Your goal: Check each line of the material. Copy those containing "this".

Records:
******

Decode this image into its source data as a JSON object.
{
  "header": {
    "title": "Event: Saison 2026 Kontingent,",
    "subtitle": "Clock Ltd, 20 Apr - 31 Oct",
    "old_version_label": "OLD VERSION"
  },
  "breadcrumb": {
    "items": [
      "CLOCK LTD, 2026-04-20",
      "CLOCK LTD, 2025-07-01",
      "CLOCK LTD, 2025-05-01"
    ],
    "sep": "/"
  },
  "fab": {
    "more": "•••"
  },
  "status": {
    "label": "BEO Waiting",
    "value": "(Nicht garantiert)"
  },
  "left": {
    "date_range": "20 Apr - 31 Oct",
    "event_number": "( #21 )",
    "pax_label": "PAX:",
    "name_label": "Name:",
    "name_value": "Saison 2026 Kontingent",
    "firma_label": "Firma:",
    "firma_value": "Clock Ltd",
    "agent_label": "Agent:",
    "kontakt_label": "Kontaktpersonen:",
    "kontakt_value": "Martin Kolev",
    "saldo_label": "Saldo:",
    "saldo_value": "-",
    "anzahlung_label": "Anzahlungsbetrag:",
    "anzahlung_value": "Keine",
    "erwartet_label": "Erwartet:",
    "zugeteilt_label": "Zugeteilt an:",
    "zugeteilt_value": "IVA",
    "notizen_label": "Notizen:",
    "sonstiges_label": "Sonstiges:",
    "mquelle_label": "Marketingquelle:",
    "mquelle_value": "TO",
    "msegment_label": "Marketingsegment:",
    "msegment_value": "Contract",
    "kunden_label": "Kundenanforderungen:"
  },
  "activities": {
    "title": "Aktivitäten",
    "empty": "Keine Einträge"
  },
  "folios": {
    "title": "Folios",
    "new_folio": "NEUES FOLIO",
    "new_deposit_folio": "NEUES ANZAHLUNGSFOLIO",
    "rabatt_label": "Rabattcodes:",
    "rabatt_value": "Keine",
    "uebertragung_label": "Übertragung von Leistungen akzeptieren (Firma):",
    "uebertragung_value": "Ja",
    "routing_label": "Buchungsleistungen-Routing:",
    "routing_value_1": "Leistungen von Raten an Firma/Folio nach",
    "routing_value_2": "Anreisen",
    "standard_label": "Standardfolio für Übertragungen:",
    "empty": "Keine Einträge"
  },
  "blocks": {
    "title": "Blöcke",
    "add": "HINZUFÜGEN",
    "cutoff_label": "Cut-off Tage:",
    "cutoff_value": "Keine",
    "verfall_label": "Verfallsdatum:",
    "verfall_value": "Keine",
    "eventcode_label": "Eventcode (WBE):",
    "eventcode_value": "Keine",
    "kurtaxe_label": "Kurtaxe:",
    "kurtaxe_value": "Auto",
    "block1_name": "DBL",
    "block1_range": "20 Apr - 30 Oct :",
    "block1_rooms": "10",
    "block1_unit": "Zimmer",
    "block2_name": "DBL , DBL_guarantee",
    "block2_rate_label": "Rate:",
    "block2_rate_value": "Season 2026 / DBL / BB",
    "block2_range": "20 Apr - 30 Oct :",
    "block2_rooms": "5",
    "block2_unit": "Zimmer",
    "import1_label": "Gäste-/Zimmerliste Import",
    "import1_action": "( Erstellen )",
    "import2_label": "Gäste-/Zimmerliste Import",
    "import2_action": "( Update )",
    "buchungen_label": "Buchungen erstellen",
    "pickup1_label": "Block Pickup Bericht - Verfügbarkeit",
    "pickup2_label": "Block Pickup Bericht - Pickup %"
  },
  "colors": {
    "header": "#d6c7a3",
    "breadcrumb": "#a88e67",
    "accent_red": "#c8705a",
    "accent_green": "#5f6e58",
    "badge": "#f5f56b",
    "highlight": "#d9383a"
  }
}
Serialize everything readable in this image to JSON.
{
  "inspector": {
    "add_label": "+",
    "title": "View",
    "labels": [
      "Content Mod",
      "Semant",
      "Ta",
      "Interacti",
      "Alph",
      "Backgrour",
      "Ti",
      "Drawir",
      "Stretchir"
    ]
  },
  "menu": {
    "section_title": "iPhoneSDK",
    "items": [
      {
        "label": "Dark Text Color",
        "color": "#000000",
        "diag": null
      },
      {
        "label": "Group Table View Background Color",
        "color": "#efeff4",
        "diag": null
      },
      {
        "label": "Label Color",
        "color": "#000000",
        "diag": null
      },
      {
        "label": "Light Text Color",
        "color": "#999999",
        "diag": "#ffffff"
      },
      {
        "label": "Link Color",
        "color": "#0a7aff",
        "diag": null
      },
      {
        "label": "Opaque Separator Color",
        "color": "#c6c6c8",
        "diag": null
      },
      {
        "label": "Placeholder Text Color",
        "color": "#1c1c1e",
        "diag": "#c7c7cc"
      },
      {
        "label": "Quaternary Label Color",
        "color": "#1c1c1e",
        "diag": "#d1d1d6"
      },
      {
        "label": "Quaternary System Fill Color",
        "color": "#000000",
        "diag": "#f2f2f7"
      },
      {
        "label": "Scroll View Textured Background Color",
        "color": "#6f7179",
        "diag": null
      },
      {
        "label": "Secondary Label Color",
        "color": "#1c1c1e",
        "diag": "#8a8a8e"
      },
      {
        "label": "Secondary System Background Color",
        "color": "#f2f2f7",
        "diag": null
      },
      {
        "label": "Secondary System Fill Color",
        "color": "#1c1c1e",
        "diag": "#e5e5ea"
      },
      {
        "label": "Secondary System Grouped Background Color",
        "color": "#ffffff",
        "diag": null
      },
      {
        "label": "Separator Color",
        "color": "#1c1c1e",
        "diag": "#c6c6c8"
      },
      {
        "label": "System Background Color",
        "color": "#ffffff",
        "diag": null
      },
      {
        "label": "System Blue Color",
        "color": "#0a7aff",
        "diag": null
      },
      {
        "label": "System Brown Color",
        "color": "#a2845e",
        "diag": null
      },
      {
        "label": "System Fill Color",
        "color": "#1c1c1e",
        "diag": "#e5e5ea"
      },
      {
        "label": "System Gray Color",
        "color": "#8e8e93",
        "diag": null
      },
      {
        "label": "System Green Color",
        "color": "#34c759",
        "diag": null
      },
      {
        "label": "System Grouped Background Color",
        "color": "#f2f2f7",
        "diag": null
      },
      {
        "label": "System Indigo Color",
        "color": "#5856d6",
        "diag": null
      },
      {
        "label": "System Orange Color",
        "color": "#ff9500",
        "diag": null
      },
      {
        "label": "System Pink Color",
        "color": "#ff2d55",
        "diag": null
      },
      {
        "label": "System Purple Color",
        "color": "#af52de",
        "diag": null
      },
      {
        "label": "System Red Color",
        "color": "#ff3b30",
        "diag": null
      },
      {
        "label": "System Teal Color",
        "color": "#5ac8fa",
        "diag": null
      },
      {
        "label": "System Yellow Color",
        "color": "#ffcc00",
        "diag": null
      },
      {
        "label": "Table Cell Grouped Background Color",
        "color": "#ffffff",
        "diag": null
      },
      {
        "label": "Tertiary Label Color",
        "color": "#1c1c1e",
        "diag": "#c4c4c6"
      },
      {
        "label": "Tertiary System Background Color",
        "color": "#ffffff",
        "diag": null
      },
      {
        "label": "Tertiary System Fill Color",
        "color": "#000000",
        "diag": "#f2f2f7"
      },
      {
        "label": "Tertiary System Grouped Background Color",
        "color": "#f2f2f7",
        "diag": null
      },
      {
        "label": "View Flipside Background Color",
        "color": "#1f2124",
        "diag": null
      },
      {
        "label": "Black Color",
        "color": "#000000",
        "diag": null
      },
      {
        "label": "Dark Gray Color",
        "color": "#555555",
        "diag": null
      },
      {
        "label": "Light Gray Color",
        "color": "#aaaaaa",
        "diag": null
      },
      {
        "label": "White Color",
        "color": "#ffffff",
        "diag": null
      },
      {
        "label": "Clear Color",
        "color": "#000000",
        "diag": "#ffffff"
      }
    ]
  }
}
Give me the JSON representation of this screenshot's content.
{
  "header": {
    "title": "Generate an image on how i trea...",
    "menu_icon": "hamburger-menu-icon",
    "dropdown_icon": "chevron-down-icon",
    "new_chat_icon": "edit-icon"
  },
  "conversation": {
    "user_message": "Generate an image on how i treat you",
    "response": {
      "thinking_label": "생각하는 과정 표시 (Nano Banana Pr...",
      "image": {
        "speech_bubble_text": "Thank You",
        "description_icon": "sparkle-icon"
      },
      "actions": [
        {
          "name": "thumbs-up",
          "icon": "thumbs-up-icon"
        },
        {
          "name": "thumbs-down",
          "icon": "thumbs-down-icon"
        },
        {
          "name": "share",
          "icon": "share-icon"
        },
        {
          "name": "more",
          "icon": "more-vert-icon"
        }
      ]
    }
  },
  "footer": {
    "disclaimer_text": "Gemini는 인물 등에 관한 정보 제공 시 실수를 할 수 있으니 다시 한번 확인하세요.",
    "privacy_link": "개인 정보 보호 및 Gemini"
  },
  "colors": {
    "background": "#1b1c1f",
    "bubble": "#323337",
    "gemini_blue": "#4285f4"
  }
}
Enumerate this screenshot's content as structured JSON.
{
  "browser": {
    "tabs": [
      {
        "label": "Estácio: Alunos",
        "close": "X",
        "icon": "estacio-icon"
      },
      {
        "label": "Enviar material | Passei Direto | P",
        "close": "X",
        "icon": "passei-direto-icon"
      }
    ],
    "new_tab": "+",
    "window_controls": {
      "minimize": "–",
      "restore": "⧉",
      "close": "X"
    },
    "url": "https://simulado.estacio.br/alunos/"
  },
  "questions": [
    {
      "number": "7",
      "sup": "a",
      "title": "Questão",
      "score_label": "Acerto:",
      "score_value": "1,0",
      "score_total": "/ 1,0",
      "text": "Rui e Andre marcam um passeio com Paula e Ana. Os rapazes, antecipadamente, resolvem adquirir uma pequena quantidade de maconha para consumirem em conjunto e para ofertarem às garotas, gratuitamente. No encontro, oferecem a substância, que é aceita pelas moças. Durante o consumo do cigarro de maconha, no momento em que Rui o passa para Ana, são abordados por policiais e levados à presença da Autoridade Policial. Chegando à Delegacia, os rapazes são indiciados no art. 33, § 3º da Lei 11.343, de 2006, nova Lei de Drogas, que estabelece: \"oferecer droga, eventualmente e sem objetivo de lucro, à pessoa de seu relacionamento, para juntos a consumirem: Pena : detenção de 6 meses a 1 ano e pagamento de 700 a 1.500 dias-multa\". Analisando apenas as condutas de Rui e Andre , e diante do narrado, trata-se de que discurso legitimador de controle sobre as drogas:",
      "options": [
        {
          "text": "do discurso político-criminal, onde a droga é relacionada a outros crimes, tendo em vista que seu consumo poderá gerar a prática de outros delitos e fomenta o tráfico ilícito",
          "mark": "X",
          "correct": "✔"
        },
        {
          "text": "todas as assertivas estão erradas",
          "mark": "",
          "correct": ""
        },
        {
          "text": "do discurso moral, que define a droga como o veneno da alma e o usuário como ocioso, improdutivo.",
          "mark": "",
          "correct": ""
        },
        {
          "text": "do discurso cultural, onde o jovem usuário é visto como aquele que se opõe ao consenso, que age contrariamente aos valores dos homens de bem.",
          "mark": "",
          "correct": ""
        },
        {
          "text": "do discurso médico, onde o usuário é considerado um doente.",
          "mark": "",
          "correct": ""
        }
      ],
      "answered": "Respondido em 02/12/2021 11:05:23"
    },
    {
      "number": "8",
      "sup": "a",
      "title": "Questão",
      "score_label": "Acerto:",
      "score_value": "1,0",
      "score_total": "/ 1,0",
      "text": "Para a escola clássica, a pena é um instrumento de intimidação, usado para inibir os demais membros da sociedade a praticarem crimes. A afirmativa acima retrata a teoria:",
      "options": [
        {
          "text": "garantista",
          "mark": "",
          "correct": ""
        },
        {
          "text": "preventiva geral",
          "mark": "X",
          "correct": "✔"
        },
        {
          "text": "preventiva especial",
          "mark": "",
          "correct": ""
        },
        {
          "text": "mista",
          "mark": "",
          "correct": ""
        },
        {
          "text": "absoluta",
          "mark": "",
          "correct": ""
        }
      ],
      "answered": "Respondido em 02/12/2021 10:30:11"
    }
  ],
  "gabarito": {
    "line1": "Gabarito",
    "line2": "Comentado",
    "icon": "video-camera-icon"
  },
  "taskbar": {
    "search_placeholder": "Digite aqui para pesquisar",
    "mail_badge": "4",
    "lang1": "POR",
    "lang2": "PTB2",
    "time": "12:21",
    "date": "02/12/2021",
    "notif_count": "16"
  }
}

******

Task result:
Decode this image into its source data as a JSON object.
Serialize everything readable in this image to JSON.
Give me the JSON representation of this screenshot's content.
Enumerate this screenshot's content as structured JSON.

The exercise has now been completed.